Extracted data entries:
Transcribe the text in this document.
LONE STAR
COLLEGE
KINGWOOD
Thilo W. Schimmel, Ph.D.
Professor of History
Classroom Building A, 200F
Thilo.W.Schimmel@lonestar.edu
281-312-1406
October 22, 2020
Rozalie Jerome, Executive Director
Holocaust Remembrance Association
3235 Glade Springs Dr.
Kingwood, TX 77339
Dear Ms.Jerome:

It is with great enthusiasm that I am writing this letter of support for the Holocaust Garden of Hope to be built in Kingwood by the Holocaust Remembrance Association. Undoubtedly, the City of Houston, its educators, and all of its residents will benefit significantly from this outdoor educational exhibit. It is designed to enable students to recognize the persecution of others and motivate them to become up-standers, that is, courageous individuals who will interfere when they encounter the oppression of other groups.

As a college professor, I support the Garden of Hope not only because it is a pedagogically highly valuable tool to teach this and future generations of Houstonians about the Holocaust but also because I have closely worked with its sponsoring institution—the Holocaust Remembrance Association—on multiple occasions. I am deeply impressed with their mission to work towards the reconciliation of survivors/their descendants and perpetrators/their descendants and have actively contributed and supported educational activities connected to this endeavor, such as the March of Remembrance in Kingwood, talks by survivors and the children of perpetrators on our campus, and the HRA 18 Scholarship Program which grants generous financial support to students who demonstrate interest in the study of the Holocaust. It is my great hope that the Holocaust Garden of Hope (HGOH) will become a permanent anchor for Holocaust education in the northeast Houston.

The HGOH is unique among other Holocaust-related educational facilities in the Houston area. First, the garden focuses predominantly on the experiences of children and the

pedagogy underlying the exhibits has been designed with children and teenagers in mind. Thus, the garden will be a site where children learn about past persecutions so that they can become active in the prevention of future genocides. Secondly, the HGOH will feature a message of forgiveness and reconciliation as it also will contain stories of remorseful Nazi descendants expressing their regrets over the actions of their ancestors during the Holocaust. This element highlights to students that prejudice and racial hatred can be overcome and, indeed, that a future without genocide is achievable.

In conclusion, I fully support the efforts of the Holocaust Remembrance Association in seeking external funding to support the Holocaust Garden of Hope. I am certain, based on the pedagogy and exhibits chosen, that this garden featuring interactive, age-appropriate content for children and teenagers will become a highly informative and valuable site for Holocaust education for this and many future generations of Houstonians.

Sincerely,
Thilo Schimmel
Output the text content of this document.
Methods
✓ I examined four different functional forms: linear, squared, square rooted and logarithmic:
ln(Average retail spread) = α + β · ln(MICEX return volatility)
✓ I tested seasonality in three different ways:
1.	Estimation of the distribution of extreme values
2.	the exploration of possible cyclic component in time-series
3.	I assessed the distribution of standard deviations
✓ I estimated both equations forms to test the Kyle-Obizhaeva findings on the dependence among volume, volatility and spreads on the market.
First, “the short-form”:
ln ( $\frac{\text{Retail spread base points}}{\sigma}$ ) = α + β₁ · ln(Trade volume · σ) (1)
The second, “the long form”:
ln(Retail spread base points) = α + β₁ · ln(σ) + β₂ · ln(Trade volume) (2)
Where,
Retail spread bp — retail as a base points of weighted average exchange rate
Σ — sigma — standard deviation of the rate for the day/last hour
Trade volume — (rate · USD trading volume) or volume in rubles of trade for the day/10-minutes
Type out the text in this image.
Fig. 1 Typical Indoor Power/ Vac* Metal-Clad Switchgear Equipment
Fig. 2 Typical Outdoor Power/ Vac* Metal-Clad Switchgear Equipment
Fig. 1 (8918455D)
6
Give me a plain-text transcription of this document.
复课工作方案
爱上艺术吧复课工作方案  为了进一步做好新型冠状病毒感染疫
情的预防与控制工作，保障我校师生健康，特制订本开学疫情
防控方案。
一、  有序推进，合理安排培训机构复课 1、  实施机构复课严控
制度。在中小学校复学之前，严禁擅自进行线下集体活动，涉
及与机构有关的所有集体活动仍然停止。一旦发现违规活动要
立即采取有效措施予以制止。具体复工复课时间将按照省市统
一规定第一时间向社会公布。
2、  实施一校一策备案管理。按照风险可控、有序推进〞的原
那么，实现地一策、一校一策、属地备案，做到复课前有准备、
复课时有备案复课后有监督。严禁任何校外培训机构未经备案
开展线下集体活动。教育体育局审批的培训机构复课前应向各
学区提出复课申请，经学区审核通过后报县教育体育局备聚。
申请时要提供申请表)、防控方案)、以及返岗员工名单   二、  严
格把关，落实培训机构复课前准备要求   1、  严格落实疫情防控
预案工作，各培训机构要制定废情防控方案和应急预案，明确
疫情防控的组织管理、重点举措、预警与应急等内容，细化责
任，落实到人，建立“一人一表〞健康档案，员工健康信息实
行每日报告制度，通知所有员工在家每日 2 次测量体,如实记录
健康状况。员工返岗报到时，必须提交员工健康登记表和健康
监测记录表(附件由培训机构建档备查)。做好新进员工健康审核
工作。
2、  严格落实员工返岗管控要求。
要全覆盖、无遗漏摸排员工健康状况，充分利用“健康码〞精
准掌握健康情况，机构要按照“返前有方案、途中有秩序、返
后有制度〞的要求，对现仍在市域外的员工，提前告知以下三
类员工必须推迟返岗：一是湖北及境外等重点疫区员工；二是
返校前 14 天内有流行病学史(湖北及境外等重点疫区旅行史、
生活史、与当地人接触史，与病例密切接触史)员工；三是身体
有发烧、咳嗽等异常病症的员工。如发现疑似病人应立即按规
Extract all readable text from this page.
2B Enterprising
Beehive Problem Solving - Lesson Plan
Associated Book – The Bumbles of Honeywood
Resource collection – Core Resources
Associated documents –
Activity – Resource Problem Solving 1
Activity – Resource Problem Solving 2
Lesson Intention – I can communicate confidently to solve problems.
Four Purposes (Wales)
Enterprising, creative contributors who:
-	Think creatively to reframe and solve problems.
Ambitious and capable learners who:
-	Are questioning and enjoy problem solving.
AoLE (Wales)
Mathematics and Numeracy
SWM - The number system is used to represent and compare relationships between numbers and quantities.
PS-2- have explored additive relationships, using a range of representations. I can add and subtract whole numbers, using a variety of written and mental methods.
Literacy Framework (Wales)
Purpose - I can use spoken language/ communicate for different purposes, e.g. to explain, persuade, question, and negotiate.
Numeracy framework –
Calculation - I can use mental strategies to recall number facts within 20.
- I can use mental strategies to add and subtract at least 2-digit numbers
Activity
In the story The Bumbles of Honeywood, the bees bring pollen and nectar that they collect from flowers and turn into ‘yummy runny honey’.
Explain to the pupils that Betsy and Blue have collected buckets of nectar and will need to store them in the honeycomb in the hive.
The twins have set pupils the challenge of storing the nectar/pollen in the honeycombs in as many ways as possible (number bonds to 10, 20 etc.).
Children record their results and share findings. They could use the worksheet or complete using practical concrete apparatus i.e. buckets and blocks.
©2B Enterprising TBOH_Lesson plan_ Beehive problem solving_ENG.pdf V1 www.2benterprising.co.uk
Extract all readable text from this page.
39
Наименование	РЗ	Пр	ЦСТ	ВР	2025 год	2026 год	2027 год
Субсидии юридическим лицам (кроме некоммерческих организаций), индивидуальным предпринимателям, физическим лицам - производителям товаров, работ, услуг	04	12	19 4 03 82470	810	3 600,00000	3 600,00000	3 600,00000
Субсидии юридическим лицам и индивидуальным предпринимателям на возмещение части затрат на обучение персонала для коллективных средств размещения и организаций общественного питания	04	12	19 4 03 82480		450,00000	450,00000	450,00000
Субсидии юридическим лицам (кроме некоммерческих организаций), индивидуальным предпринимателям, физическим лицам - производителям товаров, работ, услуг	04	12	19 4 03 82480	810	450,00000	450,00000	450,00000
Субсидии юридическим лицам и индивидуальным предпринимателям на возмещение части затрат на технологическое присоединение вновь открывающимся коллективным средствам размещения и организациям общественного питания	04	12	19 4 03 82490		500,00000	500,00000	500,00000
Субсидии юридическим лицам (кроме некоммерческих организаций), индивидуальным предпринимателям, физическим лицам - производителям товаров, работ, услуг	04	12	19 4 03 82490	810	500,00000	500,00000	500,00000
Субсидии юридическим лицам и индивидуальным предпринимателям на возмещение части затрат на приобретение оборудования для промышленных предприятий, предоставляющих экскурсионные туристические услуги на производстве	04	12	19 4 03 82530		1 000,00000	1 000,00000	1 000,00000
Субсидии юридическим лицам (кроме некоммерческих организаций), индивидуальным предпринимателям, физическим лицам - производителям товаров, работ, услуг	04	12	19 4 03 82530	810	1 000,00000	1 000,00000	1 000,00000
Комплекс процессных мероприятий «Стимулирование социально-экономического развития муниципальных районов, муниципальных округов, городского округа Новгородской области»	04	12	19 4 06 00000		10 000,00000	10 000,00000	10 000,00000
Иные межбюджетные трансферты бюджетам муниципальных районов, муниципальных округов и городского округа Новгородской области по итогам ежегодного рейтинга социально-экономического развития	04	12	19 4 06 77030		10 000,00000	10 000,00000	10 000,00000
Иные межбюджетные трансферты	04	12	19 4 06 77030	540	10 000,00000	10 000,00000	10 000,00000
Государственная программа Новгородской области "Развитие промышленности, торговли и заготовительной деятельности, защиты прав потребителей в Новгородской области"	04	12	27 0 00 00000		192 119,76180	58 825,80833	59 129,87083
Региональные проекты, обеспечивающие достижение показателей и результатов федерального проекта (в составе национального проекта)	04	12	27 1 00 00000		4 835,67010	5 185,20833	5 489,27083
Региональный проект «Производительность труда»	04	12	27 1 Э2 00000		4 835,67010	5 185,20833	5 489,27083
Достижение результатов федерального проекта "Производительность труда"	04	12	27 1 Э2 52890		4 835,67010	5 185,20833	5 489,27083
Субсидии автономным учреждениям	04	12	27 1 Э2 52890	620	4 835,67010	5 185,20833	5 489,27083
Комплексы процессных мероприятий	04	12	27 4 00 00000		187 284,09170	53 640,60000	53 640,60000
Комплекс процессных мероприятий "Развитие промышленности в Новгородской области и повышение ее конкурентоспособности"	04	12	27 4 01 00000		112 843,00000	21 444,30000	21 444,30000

--- THE TASK ---
What is the number of lines in these records that contain "Typical"? Reply with the number only.

--- FINISHED ANSWER ---
2